# STATED EXERCISE:
From the line containing "What does this" through the last line of the entries, output the text exactly. Pictures stay out.

__________

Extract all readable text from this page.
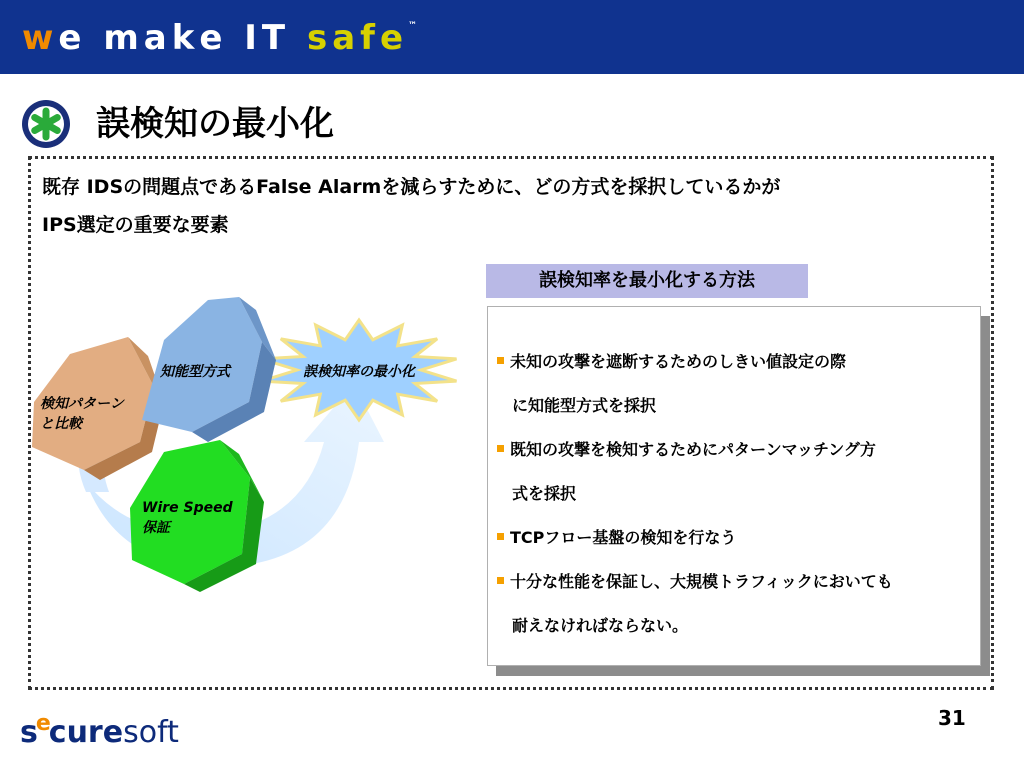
w e
m a k e
I T
s a f e ™
誤検知の最小化
既存 IDSの問題点であるFalse Alarmを減らすために、どの方式を採択しているかが
IPS選定の重要な要素
誤検知率の最小化
検知パターン と比較
知能型方式
Wire Speed 保証
誤検知率を最小化する方法
未知の攻撃を遮断するためのしきい値設定の際
に知能型方式を採択
既知の攻撃を検知するためにパターンマッチング方
式を採択
TCPフロー基盤の検知を行なう
十分な性能を保証し、大規模トラフィックにおいても
耐えなければならない。
s
e
cure soft	31
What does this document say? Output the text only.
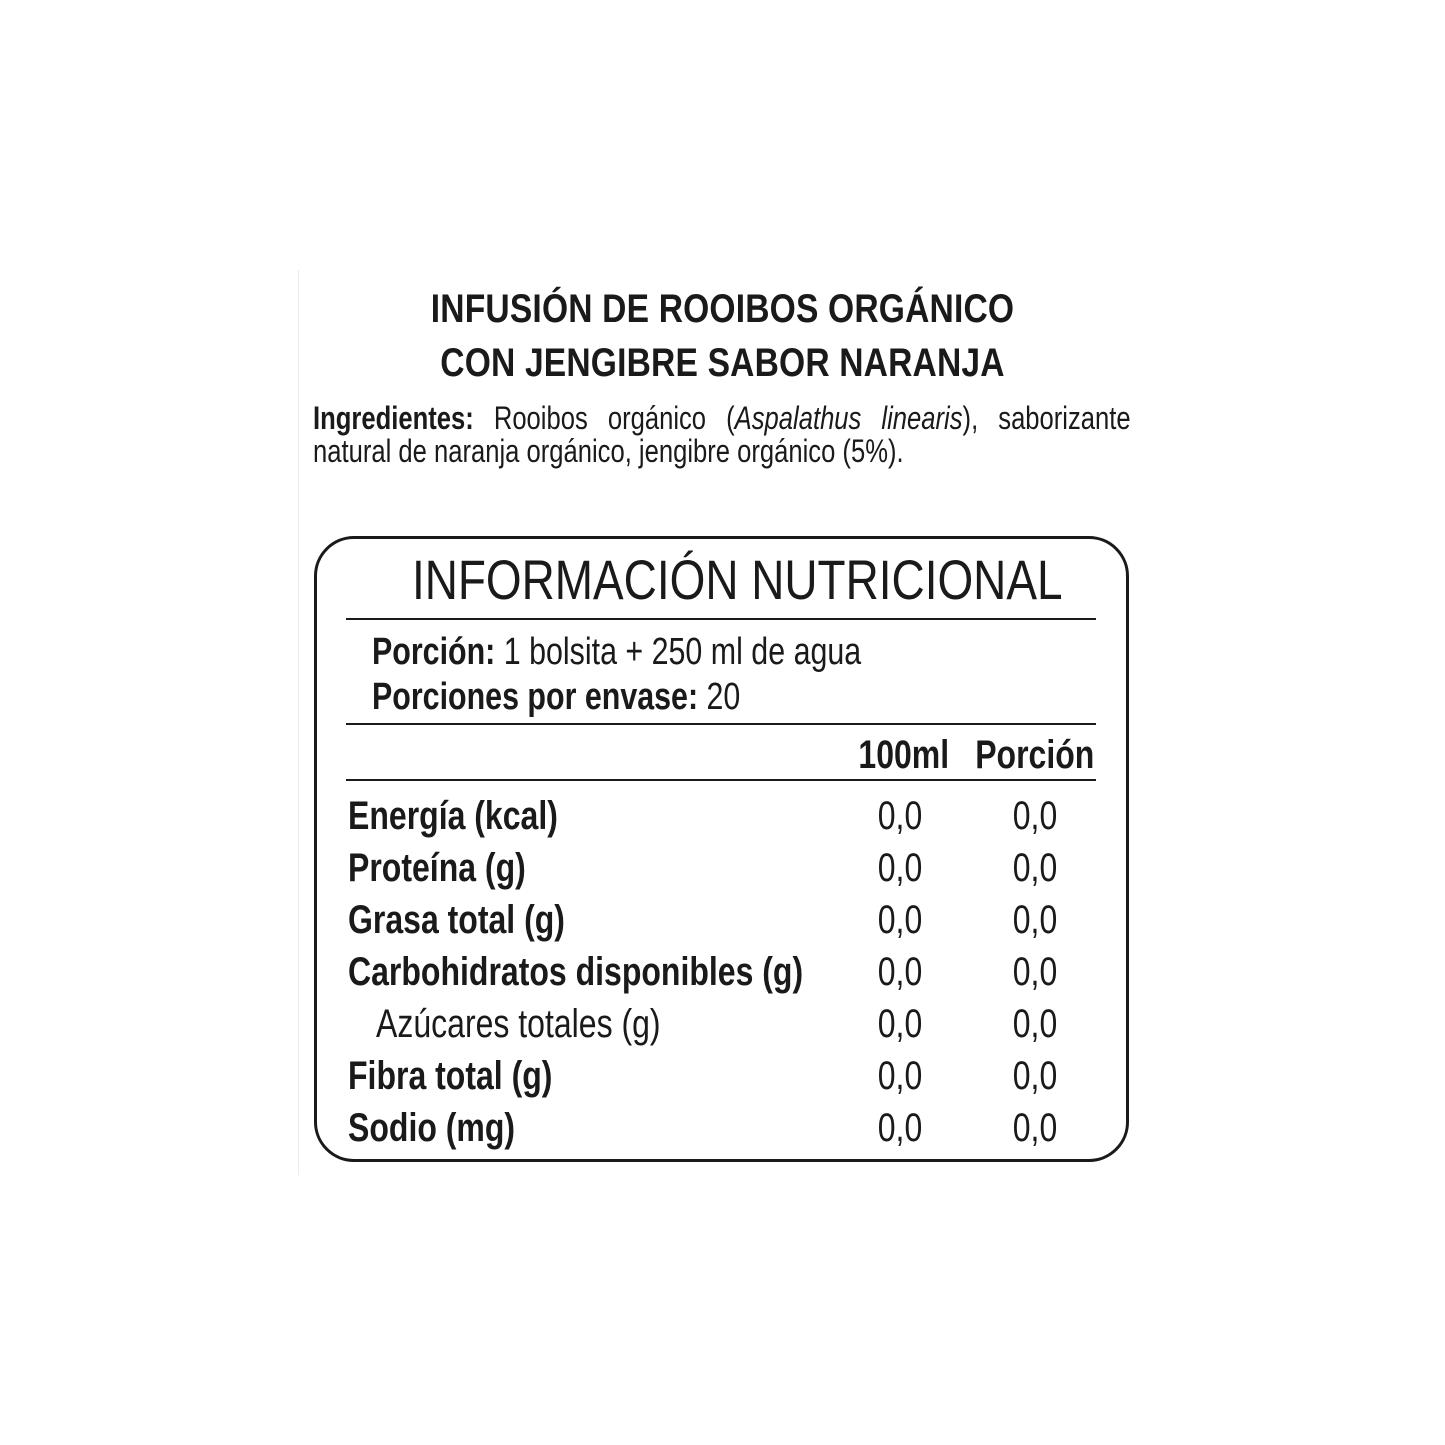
INFUSIÓN DE ROOIBOS ORGÁNICO
CON JENGIBRE SABOR NARANJA
Ingredientes: Rooibos orgánico (Aspalathus linearis), saborizante natural de naranja orgánico, jengibre orgánico (5%).
INFORMACIÓN NUTRICIONAL
Porción: 1 bolsita + 250 ml de agua
Porciones por envase: 20
100ml Porción
Energía (kcal)	0,0	0,0
Proteína (g)	0,0	0,0
Grasa total (g)	0,0	0,0
Carbohidratos disponibles (g)	0,0	0,0
Azúcares totales (g)	0,0	0,0
Fibra total (g)	0,0	0,0
Sodio (mg)	0,0	0,0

__________

# TASK SOLUTION:
What does this document say? Output the text only.
INFUSIÓN DE ROOIBOS ORGÁNICO
CON JENGIBRE SABOR NARANJA
Ingredientes: Rooibos orgánico (Aspalathus linearis), saborizante natural de naranja orgánico, jengibre orgánico (5%).
INFORMACIÓN NUTRICIONAL
Porción: 1 bolsita + 250 ml de agua
Porciones por envase: 20
100ml Porción
Energía (kcal)	0,0	0,0
Proteína (g)	0,0	0,0
Grasa total (g)	0,0	0,0
Carbohidratos disponibles (g)	0,0	0,0
Azúcares totales (g)	0,0	0,0
Fibra total (g)	0,0	0,0
Sodio (mg)	0,0	0,0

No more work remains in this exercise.